Data listing:

....................

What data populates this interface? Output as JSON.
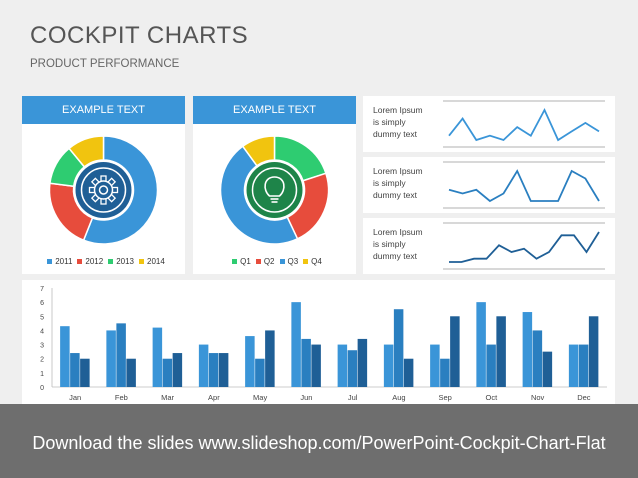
{
  "header": {
    "title": "COCKPIT CHARTS",
    "subtitle": "PRODUCT PERFORMANCE"
  },
  "donut1": {
    "title": "EXAMPLE TEXT",
    "icon": "gear-icon",
    "slices": [
      {
        "label": "2011",
        "value": 56,
        "color": "#3a95d8"
      },
      {
        "label": "2012",
        "value": 21,
        "color": "#e74c3c"
      },
      {
        "label": "2013",
        "value": 12,
        "color": "#2ecc71"
      },
      {
        "label": "2014",
        "value": 11,
        "color": "#f1c40f"
      }
    ]
  },
  "donut2": {
    "title": "EXAMPLE TEXT",
    "icon": "lightbulb-icon",
    "slices": [
      {
        "label": "Q1",
        "value": 20,
        "color": "#2ecc71"
      },
      {
        "label": "Q2",
        "value": 23,
        "color": "#e74c3c"
      },
      {
        "label": "Q3",
        "value": 47,
        "color": "#3a95d8"
      },
      {
        "label": "Q4",
        "value": 10,
        "color": "#f1c40f"
      }
    ]
  },
  "sparklines": [
    {
      "lines": [
        "Lorem Ipsum",
        "is simply",
        "dummy text"
      ],
      "color": "#3a95d8",
      "values": [
        3,
        5,
        2.5,
        3,
        2.5,
        4,
        3,
        6,
        2.5,
        3.5,
        4.5,
        3.5
      ]
    },
    {
      "lines": [
        "Lorem Ipsum",
        "is simply",
        "dummy text"
      ],
      "color": "#2a7fc0",
      "values": [
        3.5,
        3,
        3.5,
        2,
        3,
        6,
        2,
        2,
        2,
        6,
        5,
        2
      ]
    },
    {
      "lines": [
        "Lorem Ipsum",
        "is simply",
        "dummy text"
      ],
      "color": "#1f5f96",
      "values": [
        1,
        1,
        1.5,
        1.5,
        3.5,
        2.5,
        3,
        1.5,
        2.5,
        5,
        5,
        2.5,
        5.5
      ]
    }
  ],
  "chart_data": {
    "type": "bar",
    "categories": [
      "Jan",
      "Feb",
      "Mar",
      "Apr",
      "May",
      "Jun",
      "Jul",
      "Aug",
      "Sep",
      "Oct",
      "Nov",
      "Dec"
    ],
    "series": [
      {
        "values": [
          4.3,
          4.0,
          4.2,
          3.0,
          3.6,
          6.0,
          3.0,
          3.0,
          3.0,
          6.0,
          5.3,
          3.0
        ],
        "color": "#3a95d8"
      },
      {
        "values": [
          2.4,
          4.5,
          2.0,
          2.4,
          2.0,
          3.4,
          2.6,
          5.5,
          2.0,
          3.0,
          4.0,
          3.0
        ],
        "color": "#2a7fc0"
      },
      {
        "values": [
          2.0,
          2.0,
          2.4,
          2.4,
          4.0,
          3.0,
          3.4,
          2.0,
          5.0,
          5.0,
          2.5,
          5.0
        ],
        "color": "#1f5f96"
      }
    ],
    "yticks": [
      "0",
      "1",
      "2",
      "3",
      "4",
      "5",
      "6",
      "7"
    ],
    "ylim": [
      0,
      7
    ]
  },
  "banner": {
    "text": "Download the slides www.slideshop.com/PowerPoint-Cockpit-Chart-Flat"
  }
}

....................

*Problem statement*.
Each entry shown above must be quoted exactly, with its pictures left out.

*Solution for this problem*.
What data populates this interface? Output as JSON.
{
  "header": {
    "title": "COCKPIT CHARTS",
    "subtitle": "PRODUCT PERFORMANCE"
  },
  "donut1": {
    "title": "EXAMPLE TEXT",
    "icon": "gear-icon",
    "slices": [
      {
        "label": "2011",
        "value": 56,
        "color": "#3a95d8"
      },
      {
        "label": "2012",
        "value": 21,
        "color": "#e74c3c"
      },
      {
        "label": "2013",
        "value": 12,
        "color": "#2ecc71"
      },
      {
        "label": "2014",
        "value": 11,
        "color": "#f1c40f"
      }
    ]
  },
  "donut2": {
    "title": "EXAMPLE TEXT",
    "icon": "lightbulb-icon",
    "slices": [
      {
        "label": "Q1",
        "value": 20,
        "color": "#2ecc71"
      },
      {
        "label": "Q2",
        "value": 23,
        "color": "#e74c3c"
      },
      {
        "label": "Q3",
        "value": 47,
        "color": "#3a95d8"
      },
      {
        "label": "Q4",
        "value": 10,
        "color": "#f1c40f"
      }
    ]
  },
  "sparklines": [
    {
      "lines": [
        "Lorem Ipsum",
        "is simply",
        "dummy text"
      ],
      "color": "#3a95d8",
      "values": [
        3,
        5,
        2.5,
        3,
        2.5,
        4,
        3,
        6,
        2.5,
        3.5,
        4.5,
        3.5
      ]
    },
    {
      "lines": [
        "Lorem Ipsum",
        "is simply",
        "dummy text"
      ],
      "color": "#2a7fc0",
      "values": [
        3.5,
        3,
        3.5,
        2,
        3,
        6,
        2,
        2,
        2,
        6,
        5,
        2
      ]
    },
    {
      "lines": [
        "Lorem Ipsum",
        "is simply",
        "dummy text"
      ],
      "color": "#1f5f96",
      "values": [
        1,
        1,
        1.5,
        1.5,
        3.5,
        2.5,
        3,
        1.5,
        2.5,
        5,
        5,
        2.5,
        5.5
      ]
    }
  ],
  "chart_data": {
    "type": "bar",
    "categories": [
      "Jan",
      "Feb",
      "Mar",
      "Apr",
      "May",
      "Jun",
      "Jul",
      "Aug",
      "Sep",
      "Oct",
      "Nov",
      "Dec"
    ],
    "series": [
      {
        "values": [
          4.3,
          4.0,
          4.2,
          3.0,
          3.6,
          6.0,
          3.0,
          3.0,
          3.0,
          6.0,
          5.3,
          3.0
        ],
        "color": "#3a95d8"
      },
      {
        "values": [
          2.4,
          4.5,
          2.0,
          2.4,
          2.0,
          3.4,
          2.6,
          5.5,
          2.0,
          3.0,
          4.0,
          3.0
        ],
        "color": "#2a7fc0"
      },
      {
        "values": [
          2.0,
          2.0,
          2.4,
          2.4,
          4.0,
          3.0,
          3.4,
          2.0,
          5.0,
          5.0,
          2.5,
          5.0
        ],
        "color": "#1f5f96"
      }
    ],
    "yticks": [
      "0",
      "1",
      "2",
      "3",
      "4",
      "5",
      "6",
      "7"
    ],
    "ylim": [
      0,
      7
    ]
  },
  "banner": {
    "text": "Download the slides www.slideshop.com/PowerPoint-Cockpit-Chart-Flat"
  }
}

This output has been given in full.